▸ **WHAT IS BEING ASKED**
Reproduce all the records below, replacing every occurrence of "y-tick-label" with "y-axis-tick-label" and leaving everything else unchanged. Omit the pictures from your answer.

────────────────────

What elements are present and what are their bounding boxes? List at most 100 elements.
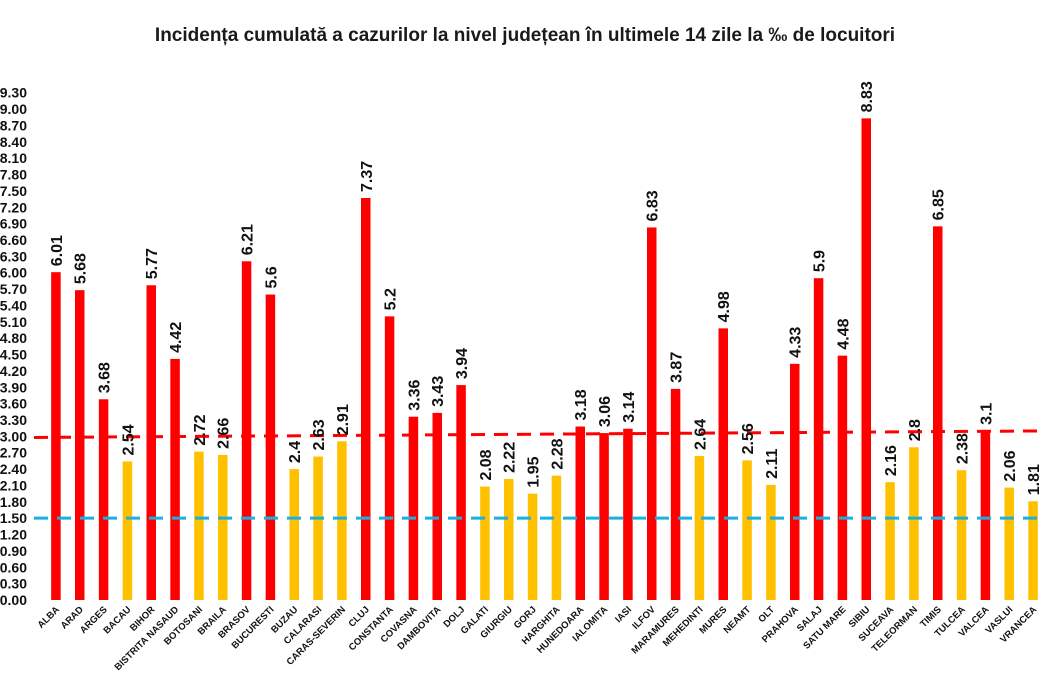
y-tick-label: 1.50: [0, 510, 27, 526]
data-label: 2.63: [311, 419, 328, 450]
bar-teleorman: [909, 447, 919, 600]
data-label: 3.1: [978, 403, 995, 425]
y-tick-label: 9.30: [0, 85, 27, 101]
data-label: 4.48: [835, 318, 852, 349]
bars: [51, 118, 1038, 601]
bar-salaj: [813, 278, 824, 600]
bar-harghita: [551, 475, 562, 600]
bar-caras-severin: [337, 441, 347, 600]
y-tick-label: 4.80: [0, 330, 27, 346]
bar-constanta: [384, 316, 395, 600]
data-label: 6.83: [645, 190, 662, 221]
x-tick-label: NEAMT: [722, 604, 754, 636]
bar-dambovita: [432, 412, 442, 600]
data-labels: 6.01 5.68 3.68 2.54 5.77 4.42 2.72 2.66 6.21 5.6 2…: [49, 81, 1043, 495]
y-tick-label: 3.00: [0, 428, 27, 444]
data-label: 5.6: [263, 266, 280, 288]
data-label: 3.36: [406, 379, 423, 410]
bar-bacau: [122, 461, 133, 600]
data-label: 5.2: [383, 288, 400, 310]
data-label: 7.37: [359, 161, 376, 192]
data-label: 2.28: [549, 438, 566, 469]
bar-bucuresti: [265, 294, 276, 600]
bar-buzau: [289, 469, 299, 600]
bar-dolj: [456, 385, 466, 600]
bar-mehedinti: [694, 456, 705, 600]
threshold-line-red: [33, 429, 1046, 439]
y-tick-label: 4.50: [0, 347, 27, 363]
data-label: 6.21: [240, 224, 257, 255]
data-label: 3.14: [621, 391, 638, 422]
data-label: 2.54: [120, 424, 137, 455]
bar-valcea: [980, 430, 991, 600]
data-label: 2.8: [907, 419, 924, 441]
y-tick-label: 5.10: [0, 314, 27, 330]
bar-iasi: [623, 428, 633, 600]
bar-brasov: [241, 261, 252, 600]
y-tick-label: 7.50: [0, 183, 27, 199]
data-label: 2.66: [216, 418, 233, 449]
data-label: 3.94: [454, 348, 471, 379]
bar-botosani: [194, 451, 204, 600]
data-label: 3.68: [97, 362, 114, 393]
y-tick-label: 3.60: [0, 396, 27, 412]
bar-arges: [98, 399, 109, 600]
y-tick-label: 6.90: [0, 216, 27, 232]
y-tick-label: 3.30: [0, 412, 27, 428]
y-tick-label: 7.80: [0, 167, 27, 183]
data-label: 2.16: [883, 445, 900, 476]
x-tick-label: ALBA: [36, 604, 63, 631]
bar-braila: [218, 454, 228, 600]
y-tick-label: 0.60: [0, 559, 27, 575]
y-tick-label: 6.60: [0, 232, 27, 248]
bar-calarasi: [313, 456, 323, 600]
data-label: 2.91: [335, 404, 352, 435]
x-tick-label: IASI: [613, 604, 634, 625]
data-label: 5.9: [812, 250, 829, 272]
bar-ialomita: [599, 433, 609, 600]
data-label: 4.42: [168, 322, 185, 353]
bar-vaslui: [1004, 487, 1014, 600]
data-label: 2.56: [740, 423, 757, 454]
data-label: 8.83: [859, 81, 876, 112]
data-label: 2.22: [502, 442, 519, 473]
data-label: 2.4: [287, 441, 304, 463]
bar-neamt: [742, 460, 752, 600]
bar-satu-mare: [837, 355, 848, 600]
y-tick-label: 2.40: [0, 461, 27, 477]
data-label: 5.77: [144, 248, 161, 279]
bar-vrancea: [1028, 501, 1038, 600]
y-tick-label: 6.30: [0, 248, 27, 264]
y-tick-label: 6.00: [0, 265, 27, 281]
bar-bistrita-nasaud: [170, 358, 180, 600]
bar-tulcea: [956, 470, 967, 600]
bar-hunedoara: [575, 426, 585, 600]
y-axis: 0.000.300.600.901.201.501.802.102.402.70…: [0, 85, 27, 608]
data-label: 3.87: [669, 352, 686, 383]
bar-covasna: [408, 416, 419, 600]
bar-ilfov: [647, 227, 657, 601]
data-label: 2.06: [1002, 450, 1019, 481]
bar-sibiu: [861, 118, 871, 600]
bar-arad: [75, 290, 85, 600]
data-label: 4.33: [788, 327, 805, 358]
y-tick-label: 2.70: [0, 445, 27, 461]
y-tick-label: 3.90: [0, 379, 27, 395]
data-label: 4.98: [716, 291, 733, 322]
y-tick-label: 8.10: [0, 150, 27, 166]
data-label: 2.08: [478, 449, 495, 480]
y-tick-label: 9.00: [0, 101, 27, 117]
y-tick-label: 0.90: [0, 543, 27, 559]
bar-cluj: [361, 198, 371, 600]
y-tick-label: 4.20: [0, 363, 27, 379]
bar-maramures: [670, 388, 681, 600]
y-tick-label: 8.40: [0, 134, 27, 150]
bar-bihor: [146, 285, 156, 600]
y-tick-label: 5.70: [0, 281, 27, 297]
y-tick-label: 1.20: [0, 527, 27, 543]
data-label: 2.11: [764, 449, 781, 479]
bar-giurgiu: [504, 478, 514, 600]
bar-timis: [933, 226, 943, 600]
y-tick-label: 2.10: [0, 477, 27, 493]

────────────────────

▸ **OUTPUT**
What elements are present and what are their bounding boxes? List at most 100 elements.
y-axis-tick-label: 1.50: [0, 510, 27, 526]
data-label: 2.63: [311, 419, 328, 450]
bar-teleorman: [909, 447, 919, 600]
data-label: 3.1: [978, 403, 995, 425]
y-axis-tick-label: 9.30: [0, 85, 27, 101]
data-label: 4.48: [835, 318, 852, 349]
bars: [51, 118, 1038, 601]
bar-salaj: [813, 278, 824, 600]
bar-harghita: [551, 475, 562, 600]
bar-caras-severin: [337, 441, 347, 600]
y-axis-tick-label: 4.80: [0, 330, 27, 346]
bar-constanta: [384, 316, 395, 600]
data-label: 6.83: [645, 190, 662, 221]
x-tick-label: NEAMT: [722, 604, 754, 636]
bar-dambovita: [432, 412, 442, 600]
data-labels: 6.01 5.68 3.68 2.54 5.77 4.42 2.72 2.66 6.21 5.6 2…: [49, 81, 1043, 495]
y-axis-tick-label: 3.00: [0, 428, 27, 444]
data-label: 5.6: [263, 266, 280, 288]
data-label: 3.36: [406, 379, 423, 410]
bar-bacau: [122, 461, 133, 600]
data-label: 5.2: [383, 288, 400, 310]
data-label: 7.37: [359, 161, 376, 192]
data-label: 2.28: [549, 438, 566, 469]
bar-bucuresti: [265, 294, 276, 600]
bar-buzau: [289, 469, 299, 600]
bar-dolj: [456, 385, 466, 600]
bar-mehedinti: [694, 456, 705, 600]
threshold-line-red: [33, 429, 1046, 439]
y-axis-tick-label: 4.50: [0, 347, 27, 363]
data-label: 6.21: [240, 224, 257, 255]
data-label: 3.14: [621, 391, 638, 422]
data-label: 2.54: [120, 424, 137, 455]
bar-valcea: [980, 430, 991, 600]
data-label: 2.8: [907, 419, 924, 441]
y-axis-tick-label: 5.10: [0, 314, 27, 330]
bar-iasi: [623, 428, 633, 600]
bar-brasov: [241, 261, 252, 600]
y-axis-tick-label: 7.50: [0, 183, 27, 199]
data-label: 2.66: [216, 418, 233, 449]
data-label: 3.94: [454, 348, 471, 379]
bar-botosani: [194, 451, 204, 600]
data-label: 3.68: [97, 362, 114, 393]
y-axis-tick-label: 3.60: [0, 396, 27, 412]
bar-arges: [98, 399, 109, 600]
y-axis-tick-label: 6.90: [0, 216, 27, 232]
y-axis-tick-label: 3.30: [0, 412, 27, 428]
y-axis-tick-label: 7.80: [0, 167, 27, 183]
data-label: 2.16: [883, 445, 900, 476]
x-tick-label: ALBA: [36, 604, 63, 631]
bar-braila: [218, 454, 228, 600]
y-axis-tick-label: 0.60: [0, 559, 27, 575]
y-axis-tick-label: 6.60: [0, 232, 27, 248]
bar-calarasi: [313, 456, 323, 600]
data-label: 2.91: [335, 404, 352, 435]
x-tick-label: IASI: [613, 604, 634, 625]
data-label: 5.9: [812, 250, 829, 272]
bar-ialomita: [599, 433, 609, 600]
data-label: 4.42: [168, 322, 185, 353]
bar-vaslui: [1004, 487, 1014, 600]
data-label: 2.56: [740, 423, 757, 454]
data-label: 8.83: [859, 81, 876, 112]
data-label: 2.22: [502, 442, 519, 473]
data-label: 2.4: [287, 441, 304, 463]
bar-neamt: [742, 460, 752, 600]
bar-satu-mare: [837, 355, 848, 600]
y-axis-tick-label: 2.40: [0, 461, 27, 477]
data-label: 5.77: [144, 248, 161, 279]
bar-vrancea: [1028, 501, 1038, 600]
y-axis-tick-label: 6.30: [0, 248, 27, 264]
y-axis-tick-label: 6.00: [0, 265, 27, 281]
bar-bistrita-nasaud: [170, 358, 180, 600]
bar-tulcea: [956, 470, 967, 600]
bar-hunedoara: [575, 426, 585, 600]
y-axis: 0.000.300.600.901.201.501.802.102.402.70…: [0, 85, 27, 608]
data-label: 3.87: [669, 352, 686, 383]
bar-covasna: [408, 416, 419, 600]
bar-ilfov: [647, 227, 657, 601]
data-label: 2.06: [1002, 450, 1019, 481]
bar-sibiu: [861, 118, 871, 600]
bar-arad: [75, 290, 85, 600]
data-label: 4.33: [788, 327, 805, 358]
y-axis-tick-label: 2.70: [0, 445, 27, 461]
y-axis-tick-label: 3.90: [0, 379, 27, 395]
data-label: 4.98: [716, 291, 733, 322]
y-axis-tick-label: 8.10: [0, 150, 27, 166]
data-label: 2.08: [478, 449, 495, 480]
y-axis-tick-label: 9.00: [0, 101, 27, 117]
y-axis-tick-label: 0.90: [0, 543, 27, 559]
bar-cluj: [361, 198, 371, 600]
y-axis-tick-label: 4.20: [0, 363, 27, 379]
bar-maramures: [670, 388, 681, 600]
y-axis-tick-label: 8.40: [0, 134, 27, 150]
bar-bihor: [146, 285, 156, 600]
y-axis-tick-label: 5.70: [0, 281, 27, 297]
y-axis-tick-label: 1.20: [0, 527, 27, 543]
data-label: 2.11: [764, 449, 781, 479]
bar-giurgiu: [504, 478, 514, 600]
bar-timis: [933, 226, 943, 600]
y-axis-tick-label: 2.10: [0, 477, 27, 493]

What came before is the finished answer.